_DIRECTIONS_:
Check every line below for the word "into" and copy the ones that have it.

_RECORD EXTRACTS_:

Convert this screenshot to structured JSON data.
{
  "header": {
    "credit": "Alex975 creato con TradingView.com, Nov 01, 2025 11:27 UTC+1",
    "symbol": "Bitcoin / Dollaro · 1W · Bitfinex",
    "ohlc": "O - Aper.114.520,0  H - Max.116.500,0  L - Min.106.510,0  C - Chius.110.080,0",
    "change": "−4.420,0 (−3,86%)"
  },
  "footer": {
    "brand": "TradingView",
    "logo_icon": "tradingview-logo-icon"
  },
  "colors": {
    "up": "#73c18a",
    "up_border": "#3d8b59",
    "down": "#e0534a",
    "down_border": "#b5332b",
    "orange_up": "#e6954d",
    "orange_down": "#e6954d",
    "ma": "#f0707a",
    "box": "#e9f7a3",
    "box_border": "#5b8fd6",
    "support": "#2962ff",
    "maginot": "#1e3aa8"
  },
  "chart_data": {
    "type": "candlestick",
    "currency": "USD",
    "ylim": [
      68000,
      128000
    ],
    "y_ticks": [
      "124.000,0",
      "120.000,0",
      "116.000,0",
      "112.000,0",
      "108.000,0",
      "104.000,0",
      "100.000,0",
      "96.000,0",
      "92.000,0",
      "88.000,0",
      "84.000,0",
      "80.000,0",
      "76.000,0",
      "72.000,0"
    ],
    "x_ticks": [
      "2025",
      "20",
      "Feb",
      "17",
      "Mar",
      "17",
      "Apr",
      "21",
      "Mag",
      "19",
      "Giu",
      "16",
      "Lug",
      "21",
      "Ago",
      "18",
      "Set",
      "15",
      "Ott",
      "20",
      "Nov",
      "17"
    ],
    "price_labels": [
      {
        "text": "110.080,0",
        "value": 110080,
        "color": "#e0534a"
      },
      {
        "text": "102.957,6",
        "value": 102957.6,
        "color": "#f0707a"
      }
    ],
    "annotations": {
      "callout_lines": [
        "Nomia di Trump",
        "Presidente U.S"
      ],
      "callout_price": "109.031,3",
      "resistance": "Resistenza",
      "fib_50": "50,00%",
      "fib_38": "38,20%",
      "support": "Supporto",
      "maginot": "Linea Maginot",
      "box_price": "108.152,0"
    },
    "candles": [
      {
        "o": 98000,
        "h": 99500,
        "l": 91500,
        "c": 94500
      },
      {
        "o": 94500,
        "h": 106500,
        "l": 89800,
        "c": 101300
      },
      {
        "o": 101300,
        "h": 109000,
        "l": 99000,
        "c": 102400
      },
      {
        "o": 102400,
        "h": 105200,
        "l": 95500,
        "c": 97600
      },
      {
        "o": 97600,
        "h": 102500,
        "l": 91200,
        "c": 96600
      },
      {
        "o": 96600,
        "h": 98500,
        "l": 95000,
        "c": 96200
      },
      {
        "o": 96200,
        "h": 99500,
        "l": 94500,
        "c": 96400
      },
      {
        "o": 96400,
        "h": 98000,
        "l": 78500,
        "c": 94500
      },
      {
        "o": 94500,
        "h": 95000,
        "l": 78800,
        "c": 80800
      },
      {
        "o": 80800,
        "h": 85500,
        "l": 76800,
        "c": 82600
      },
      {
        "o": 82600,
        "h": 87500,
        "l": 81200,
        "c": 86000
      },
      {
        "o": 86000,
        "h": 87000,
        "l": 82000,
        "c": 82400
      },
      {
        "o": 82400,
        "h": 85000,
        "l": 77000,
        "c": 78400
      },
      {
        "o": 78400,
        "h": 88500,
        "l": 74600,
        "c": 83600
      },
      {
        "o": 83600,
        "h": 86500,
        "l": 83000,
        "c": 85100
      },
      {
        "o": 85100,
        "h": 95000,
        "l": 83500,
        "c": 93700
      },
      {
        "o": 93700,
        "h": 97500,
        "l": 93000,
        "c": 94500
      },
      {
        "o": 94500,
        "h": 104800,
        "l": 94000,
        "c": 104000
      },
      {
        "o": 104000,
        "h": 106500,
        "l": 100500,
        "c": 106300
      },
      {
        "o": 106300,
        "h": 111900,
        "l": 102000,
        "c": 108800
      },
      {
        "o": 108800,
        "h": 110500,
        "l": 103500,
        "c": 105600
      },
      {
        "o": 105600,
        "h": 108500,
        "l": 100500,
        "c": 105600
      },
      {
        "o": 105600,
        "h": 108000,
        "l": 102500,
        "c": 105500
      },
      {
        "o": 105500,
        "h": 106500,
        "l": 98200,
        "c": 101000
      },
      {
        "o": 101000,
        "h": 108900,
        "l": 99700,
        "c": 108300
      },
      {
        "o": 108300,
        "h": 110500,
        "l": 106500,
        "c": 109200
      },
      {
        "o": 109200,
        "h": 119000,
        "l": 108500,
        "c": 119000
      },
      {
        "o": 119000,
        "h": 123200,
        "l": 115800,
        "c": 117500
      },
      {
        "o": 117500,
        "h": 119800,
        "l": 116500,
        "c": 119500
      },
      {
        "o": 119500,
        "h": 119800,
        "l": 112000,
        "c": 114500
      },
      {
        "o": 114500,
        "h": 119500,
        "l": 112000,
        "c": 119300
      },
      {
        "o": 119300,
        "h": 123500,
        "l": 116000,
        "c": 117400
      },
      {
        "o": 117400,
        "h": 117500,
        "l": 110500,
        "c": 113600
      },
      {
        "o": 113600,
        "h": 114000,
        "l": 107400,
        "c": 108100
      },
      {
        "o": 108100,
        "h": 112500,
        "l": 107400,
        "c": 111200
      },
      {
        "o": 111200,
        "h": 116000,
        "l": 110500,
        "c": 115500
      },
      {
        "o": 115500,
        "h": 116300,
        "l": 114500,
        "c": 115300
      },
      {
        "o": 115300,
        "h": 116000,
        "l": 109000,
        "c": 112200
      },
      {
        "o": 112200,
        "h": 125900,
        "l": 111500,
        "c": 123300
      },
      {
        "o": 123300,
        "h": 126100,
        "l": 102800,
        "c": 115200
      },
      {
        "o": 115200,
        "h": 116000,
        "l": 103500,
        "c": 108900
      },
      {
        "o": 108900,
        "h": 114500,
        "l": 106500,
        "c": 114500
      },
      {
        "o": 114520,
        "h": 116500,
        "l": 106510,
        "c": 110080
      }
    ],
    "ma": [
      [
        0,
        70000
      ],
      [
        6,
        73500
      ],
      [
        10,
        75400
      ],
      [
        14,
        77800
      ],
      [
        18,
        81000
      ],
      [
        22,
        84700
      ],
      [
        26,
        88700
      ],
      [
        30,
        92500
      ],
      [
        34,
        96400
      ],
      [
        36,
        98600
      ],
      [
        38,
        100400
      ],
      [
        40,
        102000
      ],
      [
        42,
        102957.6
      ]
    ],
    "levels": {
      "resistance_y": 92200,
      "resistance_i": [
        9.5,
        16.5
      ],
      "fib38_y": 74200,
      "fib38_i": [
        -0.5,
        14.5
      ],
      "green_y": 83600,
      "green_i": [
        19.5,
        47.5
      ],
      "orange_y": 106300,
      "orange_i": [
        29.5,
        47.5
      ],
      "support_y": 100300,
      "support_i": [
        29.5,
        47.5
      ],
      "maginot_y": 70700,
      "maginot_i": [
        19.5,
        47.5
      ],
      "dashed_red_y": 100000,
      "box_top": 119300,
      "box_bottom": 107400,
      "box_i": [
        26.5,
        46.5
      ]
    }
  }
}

---

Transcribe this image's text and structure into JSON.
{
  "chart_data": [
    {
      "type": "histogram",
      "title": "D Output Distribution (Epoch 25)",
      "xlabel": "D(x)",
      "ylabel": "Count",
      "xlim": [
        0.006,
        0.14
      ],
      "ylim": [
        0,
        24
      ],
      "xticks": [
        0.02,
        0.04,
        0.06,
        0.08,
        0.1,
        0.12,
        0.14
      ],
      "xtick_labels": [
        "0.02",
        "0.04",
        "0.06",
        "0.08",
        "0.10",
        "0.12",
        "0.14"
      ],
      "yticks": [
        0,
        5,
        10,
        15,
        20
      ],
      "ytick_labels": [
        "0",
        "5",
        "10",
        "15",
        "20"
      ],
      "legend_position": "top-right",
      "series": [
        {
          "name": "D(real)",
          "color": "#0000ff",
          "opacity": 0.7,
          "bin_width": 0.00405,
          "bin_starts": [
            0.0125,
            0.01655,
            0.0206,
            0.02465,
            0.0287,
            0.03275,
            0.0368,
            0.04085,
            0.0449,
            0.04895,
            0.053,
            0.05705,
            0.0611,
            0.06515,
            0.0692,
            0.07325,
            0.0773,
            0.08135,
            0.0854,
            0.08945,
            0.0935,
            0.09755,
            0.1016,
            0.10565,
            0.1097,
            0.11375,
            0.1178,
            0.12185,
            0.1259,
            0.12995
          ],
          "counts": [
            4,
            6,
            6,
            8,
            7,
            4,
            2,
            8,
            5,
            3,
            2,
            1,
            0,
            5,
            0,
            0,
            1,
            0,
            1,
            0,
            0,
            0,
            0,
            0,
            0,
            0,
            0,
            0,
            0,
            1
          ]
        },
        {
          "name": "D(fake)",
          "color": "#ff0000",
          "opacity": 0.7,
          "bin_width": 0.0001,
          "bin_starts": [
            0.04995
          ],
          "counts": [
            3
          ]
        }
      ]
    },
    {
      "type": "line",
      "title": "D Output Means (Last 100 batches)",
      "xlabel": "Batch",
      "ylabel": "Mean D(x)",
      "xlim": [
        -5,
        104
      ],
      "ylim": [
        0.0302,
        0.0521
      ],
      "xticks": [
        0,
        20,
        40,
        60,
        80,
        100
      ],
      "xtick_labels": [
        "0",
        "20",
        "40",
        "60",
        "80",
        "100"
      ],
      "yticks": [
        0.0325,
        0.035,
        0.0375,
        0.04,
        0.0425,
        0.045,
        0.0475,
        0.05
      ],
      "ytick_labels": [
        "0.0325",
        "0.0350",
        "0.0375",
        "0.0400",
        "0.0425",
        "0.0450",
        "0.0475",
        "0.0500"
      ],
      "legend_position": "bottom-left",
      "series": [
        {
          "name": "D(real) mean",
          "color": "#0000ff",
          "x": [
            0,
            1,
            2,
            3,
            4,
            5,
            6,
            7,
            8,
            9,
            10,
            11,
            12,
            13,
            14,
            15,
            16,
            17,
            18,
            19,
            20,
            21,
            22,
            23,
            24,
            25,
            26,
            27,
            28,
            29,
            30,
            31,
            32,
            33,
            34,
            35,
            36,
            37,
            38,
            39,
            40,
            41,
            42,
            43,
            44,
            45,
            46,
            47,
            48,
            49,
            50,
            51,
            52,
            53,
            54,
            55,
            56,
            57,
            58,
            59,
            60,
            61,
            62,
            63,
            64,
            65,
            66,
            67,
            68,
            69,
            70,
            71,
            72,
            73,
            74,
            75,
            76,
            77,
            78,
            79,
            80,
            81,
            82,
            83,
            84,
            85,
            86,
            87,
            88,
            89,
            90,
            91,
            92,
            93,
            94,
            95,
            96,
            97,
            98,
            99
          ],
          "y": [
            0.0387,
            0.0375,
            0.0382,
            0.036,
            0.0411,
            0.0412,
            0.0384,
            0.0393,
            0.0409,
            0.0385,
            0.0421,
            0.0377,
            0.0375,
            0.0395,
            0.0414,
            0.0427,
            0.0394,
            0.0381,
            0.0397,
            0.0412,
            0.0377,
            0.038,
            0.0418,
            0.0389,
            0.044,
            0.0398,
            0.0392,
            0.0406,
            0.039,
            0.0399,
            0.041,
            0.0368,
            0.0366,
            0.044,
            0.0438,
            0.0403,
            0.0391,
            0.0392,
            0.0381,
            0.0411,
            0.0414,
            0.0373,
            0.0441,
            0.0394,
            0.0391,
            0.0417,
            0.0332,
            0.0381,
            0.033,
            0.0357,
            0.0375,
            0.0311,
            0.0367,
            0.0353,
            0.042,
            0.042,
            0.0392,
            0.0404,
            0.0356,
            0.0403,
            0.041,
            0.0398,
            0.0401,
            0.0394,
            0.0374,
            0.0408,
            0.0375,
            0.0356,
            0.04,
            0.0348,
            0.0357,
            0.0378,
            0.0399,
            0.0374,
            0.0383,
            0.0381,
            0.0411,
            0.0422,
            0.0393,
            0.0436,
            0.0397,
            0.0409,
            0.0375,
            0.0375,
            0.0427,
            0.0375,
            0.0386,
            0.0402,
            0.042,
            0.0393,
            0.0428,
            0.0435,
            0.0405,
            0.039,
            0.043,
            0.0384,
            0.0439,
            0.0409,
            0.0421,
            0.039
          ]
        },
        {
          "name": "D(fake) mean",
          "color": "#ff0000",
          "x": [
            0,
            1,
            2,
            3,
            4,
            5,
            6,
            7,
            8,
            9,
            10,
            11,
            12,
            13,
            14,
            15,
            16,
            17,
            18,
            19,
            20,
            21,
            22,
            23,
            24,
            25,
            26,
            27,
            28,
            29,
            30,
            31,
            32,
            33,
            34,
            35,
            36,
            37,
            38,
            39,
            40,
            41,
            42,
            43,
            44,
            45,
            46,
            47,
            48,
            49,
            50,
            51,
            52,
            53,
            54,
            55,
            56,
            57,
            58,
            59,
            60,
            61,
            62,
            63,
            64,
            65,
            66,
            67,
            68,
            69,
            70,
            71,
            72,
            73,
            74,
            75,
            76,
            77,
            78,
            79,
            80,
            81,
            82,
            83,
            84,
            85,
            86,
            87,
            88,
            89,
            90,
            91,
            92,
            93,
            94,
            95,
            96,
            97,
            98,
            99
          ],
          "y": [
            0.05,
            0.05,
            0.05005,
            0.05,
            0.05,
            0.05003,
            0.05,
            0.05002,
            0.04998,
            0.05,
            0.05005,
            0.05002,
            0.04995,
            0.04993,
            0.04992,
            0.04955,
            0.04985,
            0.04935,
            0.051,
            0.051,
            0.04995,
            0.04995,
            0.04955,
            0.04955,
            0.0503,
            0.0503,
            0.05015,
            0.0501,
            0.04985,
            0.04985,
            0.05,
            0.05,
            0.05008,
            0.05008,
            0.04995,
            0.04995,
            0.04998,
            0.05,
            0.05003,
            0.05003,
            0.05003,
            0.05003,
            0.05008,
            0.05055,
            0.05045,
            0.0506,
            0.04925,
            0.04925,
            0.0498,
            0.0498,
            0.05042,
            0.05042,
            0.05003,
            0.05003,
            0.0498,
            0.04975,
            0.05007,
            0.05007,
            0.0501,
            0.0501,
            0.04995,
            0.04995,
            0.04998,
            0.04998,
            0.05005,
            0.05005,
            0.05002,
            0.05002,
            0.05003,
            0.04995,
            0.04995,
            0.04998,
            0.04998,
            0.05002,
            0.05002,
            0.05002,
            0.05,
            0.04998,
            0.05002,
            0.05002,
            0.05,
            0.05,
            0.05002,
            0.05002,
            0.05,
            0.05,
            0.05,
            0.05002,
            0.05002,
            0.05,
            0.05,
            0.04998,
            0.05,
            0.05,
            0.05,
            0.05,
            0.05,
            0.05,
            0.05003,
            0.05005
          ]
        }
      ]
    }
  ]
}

...

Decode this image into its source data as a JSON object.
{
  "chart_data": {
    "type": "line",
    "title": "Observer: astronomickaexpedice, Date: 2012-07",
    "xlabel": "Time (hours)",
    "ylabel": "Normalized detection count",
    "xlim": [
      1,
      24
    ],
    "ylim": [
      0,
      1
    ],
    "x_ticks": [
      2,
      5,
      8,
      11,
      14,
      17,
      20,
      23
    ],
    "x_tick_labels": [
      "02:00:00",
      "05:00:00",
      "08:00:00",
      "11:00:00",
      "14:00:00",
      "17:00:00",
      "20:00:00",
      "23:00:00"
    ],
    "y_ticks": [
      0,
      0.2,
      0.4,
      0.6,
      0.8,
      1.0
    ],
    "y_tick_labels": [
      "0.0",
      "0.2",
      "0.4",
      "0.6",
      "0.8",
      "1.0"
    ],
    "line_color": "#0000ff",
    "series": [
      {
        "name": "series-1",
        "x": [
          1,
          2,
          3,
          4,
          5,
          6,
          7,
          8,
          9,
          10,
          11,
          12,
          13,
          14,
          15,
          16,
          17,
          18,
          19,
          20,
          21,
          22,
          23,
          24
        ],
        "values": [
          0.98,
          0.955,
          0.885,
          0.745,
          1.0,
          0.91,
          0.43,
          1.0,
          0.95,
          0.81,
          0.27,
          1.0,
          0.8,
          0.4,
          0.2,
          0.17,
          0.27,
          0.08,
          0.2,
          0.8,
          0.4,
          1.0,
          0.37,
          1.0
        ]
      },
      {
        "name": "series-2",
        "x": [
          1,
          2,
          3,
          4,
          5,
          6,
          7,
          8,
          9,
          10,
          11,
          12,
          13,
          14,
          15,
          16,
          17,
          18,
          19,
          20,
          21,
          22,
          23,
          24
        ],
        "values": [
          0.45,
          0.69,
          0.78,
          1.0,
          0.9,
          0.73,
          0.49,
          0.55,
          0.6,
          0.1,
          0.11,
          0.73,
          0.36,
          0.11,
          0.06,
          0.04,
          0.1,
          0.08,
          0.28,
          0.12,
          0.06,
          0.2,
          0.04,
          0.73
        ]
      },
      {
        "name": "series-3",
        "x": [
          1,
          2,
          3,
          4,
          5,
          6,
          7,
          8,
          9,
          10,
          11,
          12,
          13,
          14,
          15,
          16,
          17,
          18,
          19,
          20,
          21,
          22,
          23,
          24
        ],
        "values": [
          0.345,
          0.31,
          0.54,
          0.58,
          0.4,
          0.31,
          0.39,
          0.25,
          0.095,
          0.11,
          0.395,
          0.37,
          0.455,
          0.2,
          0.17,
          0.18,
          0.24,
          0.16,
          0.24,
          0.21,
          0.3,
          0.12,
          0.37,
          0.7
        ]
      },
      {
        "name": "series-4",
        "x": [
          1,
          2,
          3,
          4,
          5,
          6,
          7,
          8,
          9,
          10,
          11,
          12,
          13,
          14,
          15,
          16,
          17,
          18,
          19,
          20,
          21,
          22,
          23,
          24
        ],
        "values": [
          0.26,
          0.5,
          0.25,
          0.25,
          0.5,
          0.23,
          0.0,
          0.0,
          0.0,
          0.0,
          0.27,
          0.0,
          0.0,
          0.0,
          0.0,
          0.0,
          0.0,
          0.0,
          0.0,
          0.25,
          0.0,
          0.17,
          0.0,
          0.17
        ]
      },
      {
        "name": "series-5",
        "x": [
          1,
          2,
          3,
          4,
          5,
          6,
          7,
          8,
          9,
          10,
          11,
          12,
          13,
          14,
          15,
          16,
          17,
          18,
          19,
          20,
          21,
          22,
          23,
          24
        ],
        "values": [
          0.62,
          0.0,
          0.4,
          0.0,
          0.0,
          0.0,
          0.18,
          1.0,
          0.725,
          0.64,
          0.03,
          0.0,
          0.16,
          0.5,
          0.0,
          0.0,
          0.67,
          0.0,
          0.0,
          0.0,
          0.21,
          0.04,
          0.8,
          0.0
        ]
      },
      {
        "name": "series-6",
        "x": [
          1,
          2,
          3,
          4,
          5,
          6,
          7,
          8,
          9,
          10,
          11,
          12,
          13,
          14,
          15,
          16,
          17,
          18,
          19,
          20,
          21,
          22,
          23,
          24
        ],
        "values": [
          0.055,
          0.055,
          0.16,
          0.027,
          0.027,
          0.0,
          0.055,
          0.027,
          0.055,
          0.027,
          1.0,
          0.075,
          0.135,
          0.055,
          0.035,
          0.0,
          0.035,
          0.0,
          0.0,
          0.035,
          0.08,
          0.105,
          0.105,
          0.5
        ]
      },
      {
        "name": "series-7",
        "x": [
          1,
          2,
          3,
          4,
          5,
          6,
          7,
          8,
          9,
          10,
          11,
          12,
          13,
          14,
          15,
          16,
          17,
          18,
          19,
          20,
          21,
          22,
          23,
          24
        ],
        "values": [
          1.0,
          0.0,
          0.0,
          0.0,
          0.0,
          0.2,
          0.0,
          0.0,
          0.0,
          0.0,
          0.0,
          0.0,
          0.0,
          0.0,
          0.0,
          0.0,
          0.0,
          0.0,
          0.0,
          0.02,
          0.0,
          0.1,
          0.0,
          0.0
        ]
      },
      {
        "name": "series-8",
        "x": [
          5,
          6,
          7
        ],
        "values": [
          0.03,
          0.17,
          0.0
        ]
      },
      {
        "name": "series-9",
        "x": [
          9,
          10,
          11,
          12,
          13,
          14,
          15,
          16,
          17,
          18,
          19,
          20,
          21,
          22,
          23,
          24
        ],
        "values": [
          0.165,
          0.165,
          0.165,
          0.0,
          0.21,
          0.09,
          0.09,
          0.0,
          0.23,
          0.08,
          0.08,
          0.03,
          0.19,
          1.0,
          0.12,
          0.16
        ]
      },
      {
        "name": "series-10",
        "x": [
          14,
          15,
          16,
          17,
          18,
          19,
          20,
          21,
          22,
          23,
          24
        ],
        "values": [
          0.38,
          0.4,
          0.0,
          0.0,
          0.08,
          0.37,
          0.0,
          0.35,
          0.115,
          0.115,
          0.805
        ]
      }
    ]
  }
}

_COMPLETE RESPONSE_:
Transcribe this image's text and structure into JSON.
Decode this image into its source data as a JSON object.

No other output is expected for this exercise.